The task. Write out the following description of the PLOS subject area dashboard in full, word for word.

Extract to read.
________________

We transformed the subject area polyhierarchy from its spreadsheet representation into a JSON object with a tree structure. For each node in the tree, we also calculated the number of articles that include that node in their subject area paths (using string search). This allows us to visualize the "size" of each node in the tree.

notebook: plos_tree_transform.ipynb

We used JavaScript to interactively visualize the data

We used D3.js, JQuery, and Dimple.js to create a dashboard for interactive exploration of the PLOS data. This dashboard presents two control elements:

  • an interactive SVG visualization of the subject area tree, allowing sub-trees to be selected;
  • a graph of the total number of articles over the time, allowing a specific time span to be selected.

For the selected time span and subject area, the dashboard displays:

  • a bar graph of the number of articles per year matching any of the subjects under that node;
  • a histogram of the distribution of top-level subject terms;
  • a word cloud composed of the leaf-level subject terms associated with all the articles.

Results

Try the web app! (On MacOS, works best on Chrome. On Windows, try Firefox.)

________________

Dataset content.
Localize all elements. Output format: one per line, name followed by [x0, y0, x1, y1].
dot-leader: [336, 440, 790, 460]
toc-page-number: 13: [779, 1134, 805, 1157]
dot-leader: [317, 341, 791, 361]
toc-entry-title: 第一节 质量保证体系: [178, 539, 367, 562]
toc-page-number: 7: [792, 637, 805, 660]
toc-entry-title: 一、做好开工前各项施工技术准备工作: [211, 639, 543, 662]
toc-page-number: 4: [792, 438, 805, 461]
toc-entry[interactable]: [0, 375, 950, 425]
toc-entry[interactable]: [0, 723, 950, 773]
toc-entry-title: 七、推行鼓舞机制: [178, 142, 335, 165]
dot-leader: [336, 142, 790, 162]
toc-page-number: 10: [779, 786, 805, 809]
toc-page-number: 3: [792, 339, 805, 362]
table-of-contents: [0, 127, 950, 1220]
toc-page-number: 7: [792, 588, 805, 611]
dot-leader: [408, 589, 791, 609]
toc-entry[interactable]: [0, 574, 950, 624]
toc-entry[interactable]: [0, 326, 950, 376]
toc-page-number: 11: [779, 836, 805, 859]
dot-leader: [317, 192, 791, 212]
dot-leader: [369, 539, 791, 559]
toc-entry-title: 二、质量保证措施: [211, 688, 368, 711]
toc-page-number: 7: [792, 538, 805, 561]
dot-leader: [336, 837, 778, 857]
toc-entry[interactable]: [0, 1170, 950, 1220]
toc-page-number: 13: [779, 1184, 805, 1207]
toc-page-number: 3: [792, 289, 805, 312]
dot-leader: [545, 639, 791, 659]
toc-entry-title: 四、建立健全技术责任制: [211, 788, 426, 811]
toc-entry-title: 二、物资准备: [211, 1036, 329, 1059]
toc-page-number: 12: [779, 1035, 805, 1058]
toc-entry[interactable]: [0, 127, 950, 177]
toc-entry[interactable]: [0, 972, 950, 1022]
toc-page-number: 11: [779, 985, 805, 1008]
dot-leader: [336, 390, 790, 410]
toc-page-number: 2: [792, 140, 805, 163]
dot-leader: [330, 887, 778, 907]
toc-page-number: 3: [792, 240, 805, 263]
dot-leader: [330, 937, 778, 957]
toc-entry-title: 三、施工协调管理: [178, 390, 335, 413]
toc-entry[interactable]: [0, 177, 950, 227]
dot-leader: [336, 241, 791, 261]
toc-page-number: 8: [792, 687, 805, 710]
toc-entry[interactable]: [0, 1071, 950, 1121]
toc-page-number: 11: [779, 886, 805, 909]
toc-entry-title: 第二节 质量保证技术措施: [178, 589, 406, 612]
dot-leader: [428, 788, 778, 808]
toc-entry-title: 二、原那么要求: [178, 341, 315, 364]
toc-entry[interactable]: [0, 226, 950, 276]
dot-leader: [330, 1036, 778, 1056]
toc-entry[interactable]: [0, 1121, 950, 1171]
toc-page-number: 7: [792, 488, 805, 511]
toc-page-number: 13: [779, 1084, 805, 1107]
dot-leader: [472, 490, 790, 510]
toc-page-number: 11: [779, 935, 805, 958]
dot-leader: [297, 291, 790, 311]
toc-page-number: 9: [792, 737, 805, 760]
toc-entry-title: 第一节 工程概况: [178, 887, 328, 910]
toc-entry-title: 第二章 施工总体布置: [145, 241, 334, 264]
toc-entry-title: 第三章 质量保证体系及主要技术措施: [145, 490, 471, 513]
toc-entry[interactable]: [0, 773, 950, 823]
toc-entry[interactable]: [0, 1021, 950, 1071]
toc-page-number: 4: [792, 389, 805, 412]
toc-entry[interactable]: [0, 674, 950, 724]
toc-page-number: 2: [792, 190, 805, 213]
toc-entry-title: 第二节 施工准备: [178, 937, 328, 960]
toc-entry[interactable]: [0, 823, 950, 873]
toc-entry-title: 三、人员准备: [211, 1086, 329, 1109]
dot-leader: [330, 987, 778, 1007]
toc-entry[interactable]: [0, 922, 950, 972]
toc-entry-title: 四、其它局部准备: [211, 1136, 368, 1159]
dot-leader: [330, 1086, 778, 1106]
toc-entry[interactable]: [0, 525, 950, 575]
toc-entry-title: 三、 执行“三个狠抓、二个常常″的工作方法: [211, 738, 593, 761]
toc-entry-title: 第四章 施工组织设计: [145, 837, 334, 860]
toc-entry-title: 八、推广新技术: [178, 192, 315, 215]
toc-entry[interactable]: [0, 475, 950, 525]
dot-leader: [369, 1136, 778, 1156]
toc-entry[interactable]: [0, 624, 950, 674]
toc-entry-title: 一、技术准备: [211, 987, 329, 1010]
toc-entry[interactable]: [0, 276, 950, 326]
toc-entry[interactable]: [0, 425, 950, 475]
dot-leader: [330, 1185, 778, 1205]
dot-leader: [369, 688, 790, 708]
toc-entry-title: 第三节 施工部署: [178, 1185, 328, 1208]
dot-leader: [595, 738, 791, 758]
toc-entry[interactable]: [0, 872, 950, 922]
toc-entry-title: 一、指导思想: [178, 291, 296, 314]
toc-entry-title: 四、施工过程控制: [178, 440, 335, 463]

________________

Answer section.
We transformed the subject area polyhierarchy from its spreadsheet representation into a JSON object with a tree structure. For each node in the tree, we also calculated the number of articles that include that node in their subject area paths (using string search). This allows us to visualize the "size" of each node in the tree.

notebook: plos_tree_transform.ipynb

We used JavaScript to interactively visualize the data

We used D3.js, JQuery, and Dimple.js to create a dashboard for interactive exploration of the PLOS data. This dashboard presents two control elements:

  • an interactive SVG visualization of the subject area tree, allowing sub-trees to be selected;
  • a graph of the total number of articles over the time, allowing a specific time span to be selected.

For the selected time span and subject area, the dashboard displays:

  • a bar graph of the number of articles per year matching any of the subjects under that node;
  • a histogram of the distribution of top-level subject terms;
  • a word cloud composed of the leaf-level subject terms associated with all the articles.

Results

Try the web app! (On MacOS, works best on Chrome. On Windows, try Firefox.)